[Extracted data entries]
------------------------

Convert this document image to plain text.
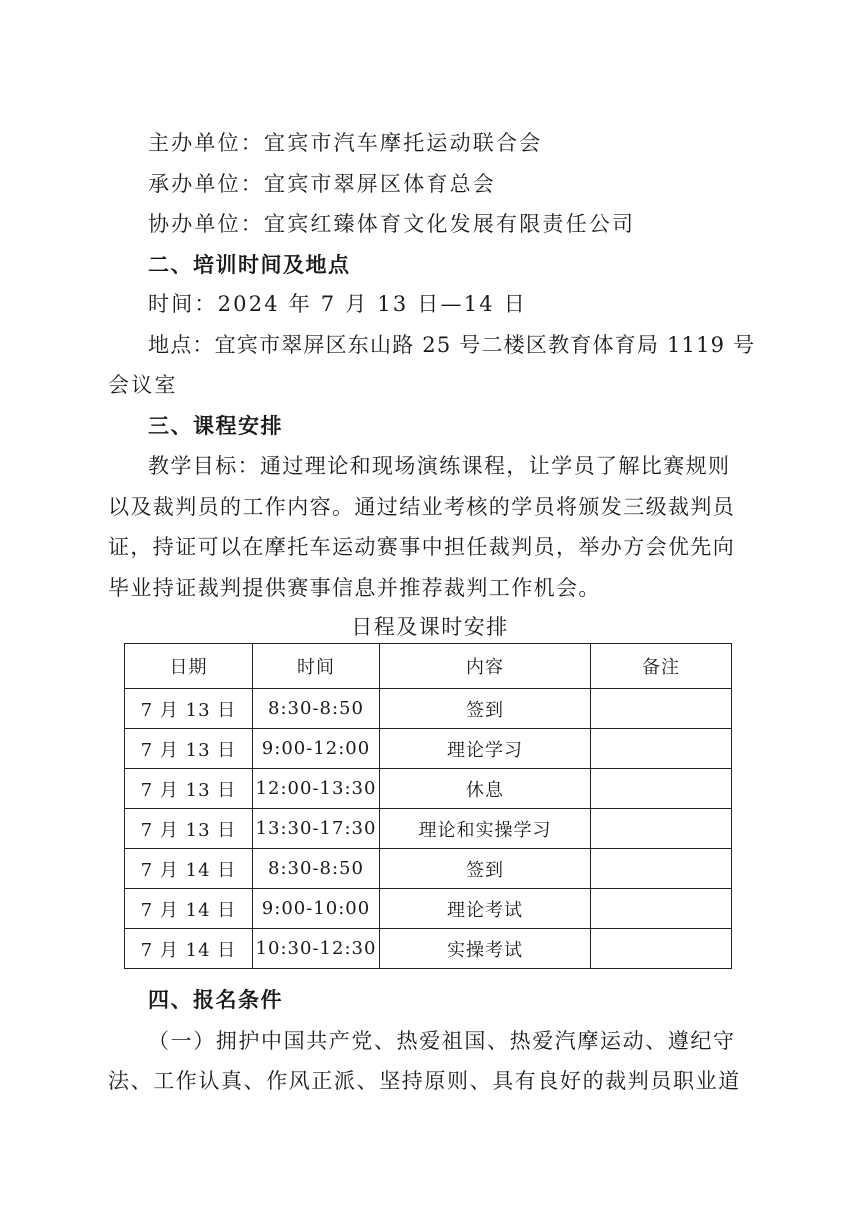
主办单位：宜宾市汽车摩托运动联合会
承办单位：宜宾市翠屏区体育总会
协办单位：宜宾红臻体育文化发展有限责任公司
二、培训时间及地点
时间：2024 年 7 月 13 日—14 日
地点：宜宾市翠屏区东山路 25 号二楼区教育体育局 1119 号
会议室
三、课程安排
教学目标：通过理论和现场演练课程，让学员了解比赛规则
以及裁判员的工作内容。通过结业考核的学员将颁发三级裁判员
证，持证可以在摩托车运动赛事中担任裁判员，举办方会优先向
毕业持证裁判提供赛事信息并推荐裁判工作机会。
日程及课时安排
日期	时间	内容	备注
7 月 13 日	8:30-8:50	签到	
7 月 13 日	9:00-12:00	理论学习	
7 月 13 日	12:00-13:30	休息	
7 月 13 日	13:30-17:30	理论和实操学习	
7 月 14 日	8:30-8:50	签到	
7 月 14 日	9:00-10:00	理论考试	
7 月 14 日	10:30-12:30	实操考试	
四、报名条件
（一）拥护中国共产党、热爱祖国、热爱汽摩运动、遵纪守
法、工作认真、作风正派、坚持原则、具有良好的裁判员职业道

------------------------

**Exercise prompt:** The records above must be transcribed exactly. Pictures are left out of the copy.

**The reply:**
Convert this document image to plain text.
主办单位：宜宾市汽车摩托运动联合会
承办单位：宜宾市翠屏区体育总会
协办单位：宜宾红臻体育文化发展有限责任公司
二、培训时间及地点
时间：2024 年 7 月 13 日—14 日
地点：宜宾市翠屏区东山路 25 号二楼区教育体育局 1119 号
会议室
三、课程安排
教学目标：通过理论和现场演练课程，让学员了解比赛规则
以及裁判员的工作内容。通过结业考核的学员将颁发三级裁判员
证，持证可以在摩托车运动赛事中担任裁判员，举办方会优先向
毕业持证裁判提供赛事信息并推荐裁判工作机会。
日程及课时安排
日期	时间	内容	备注
7 月 13 日	8:30-8:50	签到	
7 月 13 日	9:00-12:00	理论学习	
7 月 13 日	12:00-13:30	休息	
7 月 13 日	13:30-17:30	理论和实操学习	
7 月 14 日	8:30-8:50	签到	
7 月 14 日	9:00-10:00	理论考试	
7 月 14 日	10:30-12:30	实操考试	
四、报名条件
（一）拥护中国共产党、热爱祖国、热爱汽摩运动、遵纪守
法、工作认真、作风正派、坚持原则、具有良好的裁判员职业道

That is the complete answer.